DATASET EXTRACT:
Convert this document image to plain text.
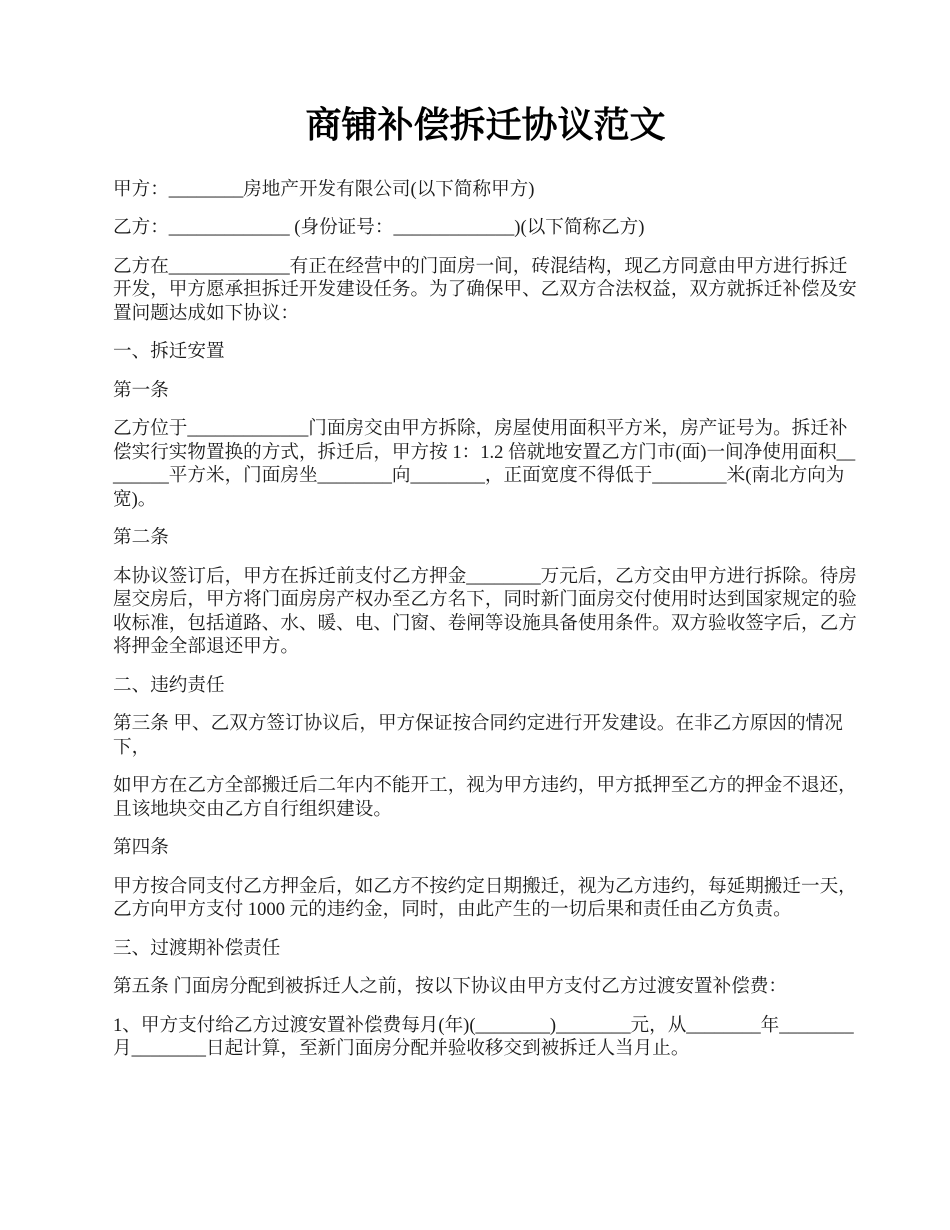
商铺补偿拆迁协议范文

甲方：________房地产开发有限公司(以下简称甲方)

乙方：_____________ (身份证号：_____________)(以下简称乙方)

乙方在_____________有正在经营中的门面房一间，砖混结构，现乙方同意由甲方进行拆迁开发，甲方愿承担拆迁开发建设任务。为了确保甲、乙双方合法权益，双方就拆迁补偿及安置问题达成如下协议：

一、拆迁安置

第一条

乙方位于_____________门面房交由甲方拆除，房屋使用面积平方米，房产证号为。拆迁补偿实行实物置换的方式，拆迁后，甲方按 1：1.2 倍就地安置乙方门市(面)一间净使用面积________平方米，门面房坐________向________，正面宽度不得低于________米(南北方向为宽)。

第二条

本协议签订后，甲方在拆迁前支付乙方押金________万元后，乙方交由甲方进行拆除。待房屋交房后，甲方将门面房房产权办至乙方名下，同时新门面房交付使用时达到国家规定的验收标准，包括道路、水、暖、电、门窗、卷闸等设施具备使用条件。双方验收签字后，乙方将押金全部退还甲方。

二、违约责任

第三条 甲、乙双方签订协议后，甲方保证按合同约定进行开发建设。在非乙方原因的情况下，

如甲方在乙方全部搬迁后二年内不能开工，视为甲方违约，甲方抵押至乙方的押金不退还，且该地块交由乙方自行组织建设。

第四条

甲方按合同支付乙方押金后，如乙方不按约定日期搬迁，视为乙方违约，每延期搬迁一天，乙方向甲方支付 1000 元的违约金，同时，由此产生的一切后果和责任由乙方负责。

三、过渡期补偿责任

第五条 门面房分配到被拆迁人之前，按以下协议由甲方支付乙方过渡安置补偿费：

1、甲方支付给乙方过渡安置补偿费每月(年)(________)________元，从________年________月________日起计算，至新门面房分配并验收移交到被拆迁人当月止。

EXERCISE DESCRIPTION: Leave the pictures out, and print every line of the listing exactly as written.

COMPLETE OUTPUT:
Convert this document image to plain text.
商铺补偿拆迁协议范文

甲方：________房地产开发有限公司(以下简称甲方)

乙方：_____________ (身份证号：_____________)(以下简称乙方)

乙方在_____________有正在经营中的门面房一间，砖混结构，现乙方同意由甲方进行拆迁开发，甲方愿承担拆迁开发建设任务。为了确保甲、乙双方合法权益，双方就拆迁补偿及安置问题达成如下协议：

一、拆迁安置

第一条

乙方位于_____________门面房交由甲方拆除，房屋使用面积平方米，房产证号为。拆迁补偿实行实物置换的方式，拆迁后，甲方按 1：1.2 倍就地安置乙方门市(面)一间净使用面积________平方米，门面房坐________向________，正面宽度不得低于________米(南北方向为宽)。

第二条

本协议签订后，甲方在拆迁前支付乙方押金________万元后，乙方交由甲方进行拆除。待房屋交房后，甲方将门面房房产权办至乙方名下，同时新门面房交付使用时达到国家规定的验收标准，包括道路、水、暖、电、门窗、卷闸等设施具备使用条件。双方验收签字后，乙方将押金全部退还甲方。

二、违约责任

第三条 甲、乙双方签订协议后，甲方保证按合同约定进行开发建设。在非乙方原因的情况下，

如甲方在乙方全部搬迁后二年内不能开工，视为甲方违约，甲方抵押至乙方的押金不退还，且该地块交由乙方自行组织建设。

第四条

甲方按合同支付乙方押金后，如乙方不按约定日期搬迁，视为乙方违约，每延期搬迁一天，乙方向甲方支付 1000 元的违约金，同时，由此产生的一切后果和责任由乙方负责。

三、过渡期补偿责任

第五条 门面房分配到被拆迁人之前，按以下协议由甲方支付乙方过渡安置补偿费：

1、甲方支付给乙方过渡安置补偿费每月(年)(________)________元，从________年________月________日起计算，至新门面房分配并验收移交到被拆迁人当月止。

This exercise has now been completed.